*GIVEN REQUEST*:
Identify the lines in the data below that contain "xlsx" and give only how many there are.

*INPUT RECORDS*:
BEGIN

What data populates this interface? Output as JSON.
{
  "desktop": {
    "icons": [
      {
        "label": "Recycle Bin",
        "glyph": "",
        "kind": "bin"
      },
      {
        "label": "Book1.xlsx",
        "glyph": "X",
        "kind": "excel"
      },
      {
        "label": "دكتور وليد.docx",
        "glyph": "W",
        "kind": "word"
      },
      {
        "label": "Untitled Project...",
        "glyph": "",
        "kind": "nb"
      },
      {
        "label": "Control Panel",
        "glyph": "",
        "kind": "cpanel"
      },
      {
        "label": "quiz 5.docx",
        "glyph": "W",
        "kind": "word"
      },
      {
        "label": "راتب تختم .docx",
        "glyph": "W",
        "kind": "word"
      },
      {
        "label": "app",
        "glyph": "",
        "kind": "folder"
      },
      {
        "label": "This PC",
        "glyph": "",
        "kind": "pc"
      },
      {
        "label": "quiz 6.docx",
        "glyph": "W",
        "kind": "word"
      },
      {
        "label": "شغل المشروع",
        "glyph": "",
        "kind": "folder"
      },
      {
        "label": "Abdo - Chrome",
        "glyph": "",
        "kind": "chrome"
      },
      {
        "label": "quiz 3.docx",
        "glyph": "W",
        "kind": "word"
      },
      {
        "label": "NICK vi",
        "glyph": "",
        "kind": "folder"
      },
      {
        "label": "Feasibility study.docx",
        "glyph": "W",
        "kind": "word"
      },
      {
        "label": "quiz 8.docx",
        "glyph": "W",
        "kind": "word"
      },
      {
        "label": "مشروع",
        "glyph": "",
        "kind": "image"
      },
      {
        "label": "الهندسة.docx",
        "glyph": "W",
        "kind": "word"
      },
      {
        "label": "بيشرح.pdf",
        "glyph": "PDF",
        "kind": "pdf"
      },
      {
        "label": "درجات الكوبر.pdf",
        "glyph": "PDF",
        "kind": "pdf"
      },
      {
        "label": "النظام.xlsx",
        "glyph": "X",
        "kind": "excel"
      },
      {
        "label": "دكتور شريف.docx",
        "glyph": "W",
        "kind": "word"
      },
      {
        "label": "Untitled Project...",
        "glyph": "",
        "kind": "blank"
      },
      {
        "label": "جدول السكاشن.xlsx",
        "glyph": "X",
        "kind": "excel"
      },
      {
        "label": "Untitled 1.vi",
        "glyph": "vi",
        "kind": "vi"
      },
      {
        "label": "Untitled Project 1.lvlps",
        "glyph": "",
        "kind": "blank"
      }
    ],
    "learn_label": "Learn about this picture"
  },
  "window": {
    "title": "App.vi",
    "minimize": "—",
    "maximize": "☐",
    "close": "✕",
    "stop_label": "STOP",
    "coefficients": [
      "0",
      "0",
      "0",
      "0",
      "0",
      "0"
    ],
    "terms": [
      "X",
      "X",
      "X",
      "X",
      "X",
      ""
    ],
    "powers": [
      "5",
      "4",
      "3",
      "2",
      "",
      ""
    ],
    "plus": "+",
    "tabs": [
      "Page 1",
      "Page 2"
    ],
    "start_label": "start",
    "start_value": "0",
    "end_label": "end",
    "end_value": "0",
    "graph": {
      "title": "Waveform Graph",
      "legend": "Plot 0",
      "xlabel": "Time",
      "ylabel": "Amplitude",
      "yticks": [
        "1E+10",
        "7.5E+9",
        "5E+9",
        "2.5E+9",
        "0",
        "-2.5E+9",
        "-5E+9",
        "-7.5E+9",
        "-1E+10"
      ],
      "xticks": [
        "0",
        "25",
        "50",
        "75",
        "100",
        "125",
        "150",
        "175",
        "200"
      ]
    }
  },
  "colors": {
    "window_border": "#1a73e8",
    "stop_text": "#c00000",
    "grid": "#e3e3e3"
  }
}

END

*TASK OUTPUT*:
3